# Goal of the exercise:
Reproduce all records word for word.

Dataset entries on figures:
►

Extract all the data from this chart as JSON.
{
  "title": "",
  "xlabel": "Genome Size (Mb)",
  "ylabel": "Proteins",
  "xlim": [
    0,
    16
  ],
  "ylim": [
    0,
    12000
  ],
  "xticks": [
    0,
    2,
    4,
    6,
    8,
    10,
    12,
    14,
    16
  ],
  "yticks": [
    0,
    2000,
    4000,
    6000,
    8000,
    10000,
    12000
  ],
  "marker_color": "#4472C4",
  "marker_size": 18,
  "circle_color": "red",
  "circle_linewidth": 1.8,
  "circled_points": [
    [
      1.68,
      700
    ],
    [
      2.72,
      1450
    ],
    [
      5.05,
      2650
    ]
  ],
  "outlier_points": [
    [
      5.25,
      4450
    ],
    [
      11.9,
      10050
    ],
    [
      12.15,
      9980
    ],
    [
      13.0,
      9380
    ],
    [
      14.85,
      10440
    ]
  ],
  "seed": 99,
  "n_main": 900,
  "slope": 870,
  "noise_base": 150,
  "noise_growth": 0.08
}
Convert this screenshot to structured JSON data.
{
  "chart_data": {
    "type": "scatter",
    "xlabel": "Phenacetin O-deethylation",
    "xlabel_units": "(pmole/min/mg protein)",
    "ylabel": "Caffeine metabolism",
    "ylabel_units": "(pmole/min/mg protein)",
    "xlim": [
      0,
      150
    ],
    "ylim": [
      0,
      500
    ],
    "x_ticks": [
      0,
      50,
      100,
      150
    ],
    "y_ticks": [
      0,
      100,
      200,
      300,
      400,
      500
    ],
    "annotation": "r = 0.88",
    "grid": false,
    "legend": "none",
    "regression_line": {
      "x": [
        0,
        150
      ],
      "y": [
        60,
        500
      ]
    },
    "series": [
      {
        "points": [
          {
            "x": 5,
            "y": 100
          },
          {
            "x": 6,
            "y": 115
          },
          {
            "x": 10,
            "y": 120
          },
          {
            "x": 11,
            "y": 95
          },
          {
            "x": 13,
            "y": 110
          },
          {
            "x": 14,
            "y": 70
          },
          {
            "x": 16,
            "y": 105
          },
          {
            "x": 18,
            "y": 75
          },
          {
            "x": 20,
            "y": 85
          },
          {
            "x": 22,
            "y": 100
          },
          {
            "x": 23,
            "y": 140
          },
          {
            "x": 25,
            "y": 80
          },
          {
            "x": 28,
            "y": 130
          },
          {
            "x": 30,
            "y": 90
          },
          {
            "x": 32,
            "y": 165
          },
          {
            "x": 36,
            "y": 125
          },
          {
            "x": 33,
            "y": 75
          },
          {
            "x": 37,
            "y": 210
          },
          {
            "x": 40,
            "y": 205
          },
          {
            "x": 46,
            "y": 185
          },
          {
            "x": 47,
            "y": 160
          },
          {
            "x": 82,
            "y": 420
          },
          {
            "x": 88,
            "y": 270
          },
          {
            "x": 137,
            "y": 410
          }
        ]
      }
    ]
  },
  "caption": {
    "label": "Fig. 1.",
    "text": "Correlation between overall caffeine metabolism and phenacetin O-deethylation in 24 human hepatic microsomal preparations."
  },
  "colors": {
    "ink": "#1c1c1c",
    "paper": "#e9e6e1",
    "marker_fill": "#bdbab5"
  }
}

◄

# Solution:
Extract all the data from this chart as JSON.
{
  "title": "",
  "xlabel": "Genome Size (Mb)",
  "ylabel": "Proteins",
  "xlim": [
    0,
    16
  ],
  "ylim": [
    0,
    12000
  ],
  "xticks": [
    0,
    2,
    4,
    6,
    8,
    10,
    12,
    14,
    16
  ],
  "yticks": [
    0,
    2000,
    4000,
    6000,
    8000,
    10000,
    12000
  ],
  "marker_color": "#4472C4",
  "marker_size": 18,
  "circle_color": "red",
  "circle_linewidth": 1.8,
  "circled_points": [
    [
      1.68,
      700
    ],
    [
      2.72,
      1450
    ],
    [
      5.05,
      2650
    ]
  ],
  "outlier_points": [
    [
      5.25,
      4450
    ],
    [
      11.9,
      10050
    ],
    [
      12.15,
      9980
    ],
    [
      13.0,
      9380
    ],
    [
      14.85,
      10440
    ]
  ],
  "seed": 99,
  "n_main": 900,
  "slope": 870,
  "noise_base": 150,
  "noise_growth": 0.08
}
Convert this screenshot to structured JSON data.
{
  "chart_data": {
    "type": "scatter",
    "xlabel": "Phenacetin O-deethylation",
    "xlabel_units": "(pmole/min/mg protein)",
    "ylabel": "Caffeine metabolism",
    "ylabel_units": "(pmole/min/mg protein)",
    "xlim": [
      0,
      150
    ],
    "ylim": [
      0,
      500
    ],
    "x_ticks": [
      0,
      50,
      100,
      150
    ],
    "y_ticks": [
      0,
      100,
      200,
      300,
      400,
      500
    ],
    "annotation": "r = 0.88",
    "grid": false,
    "legend": "none",
    "regression_line": {
      "x": [
        0,
        150
      ],
      "y": [
        60,
        500
      ]
    },
    "series": [
      {
        "points": [
          {
            "x": 5,
            "y": 100
          },
          {
            "x": 6,
            "y": 115
          },
          {
            "x": 10,
            "y": 120
          },
          {
            "x": 11,
            "y": 95
          },
          {
            "x": 13,
            "y": 110
          },
          {
            "x": 14,
            "y": 70
          },
          {
            "x": 16,
            "y": 105
          },
          {
            "x": 18,
            "y": 75
          },
          {
            "x": 20,
            "y": 85
          },
          {
            "x": 22,
            "y": 100
          },
          {
            "x": 23,
            "y": 140
          },
          {
            "x": 25,
            "y": 80
          },
          {
            "x": 28,
            "y": 130
          },
          {
            "x": 30,
            "y": 90
          },
          {
            "x": 32,
            "y": 165
          },
          {
            "x": 36,
            "y": 125
          },
          {
            "x": 33,
            "y": 75
          },
          {
            "x": 37,
            "y": 210
          },
          {
            "x": 40,
            "y": 205
          },
          {
            "x": 46,
            "y": 185
          },
          {
            "x": 47,
            "y": 160
          },
          {
            "x": 82,
            "y": 420
          },
          {
            "x": 88,
            "y": 270
          },
          {
            "x": 137,
            "y": 410
          }
        ]
      }
    ]
  },
  "caption": {
    "label": "Fig. 1.",
    "text": "Correlation between overall caffeine metabolism and phenacetin O-deethylation in 24 human hepatic microsomal preparations."
  },
  "colors": {
    "ink": "#1c1c1c",
    "paper": "#e9e6e1",
    "marker_fill": "#bdbab5"
  }
}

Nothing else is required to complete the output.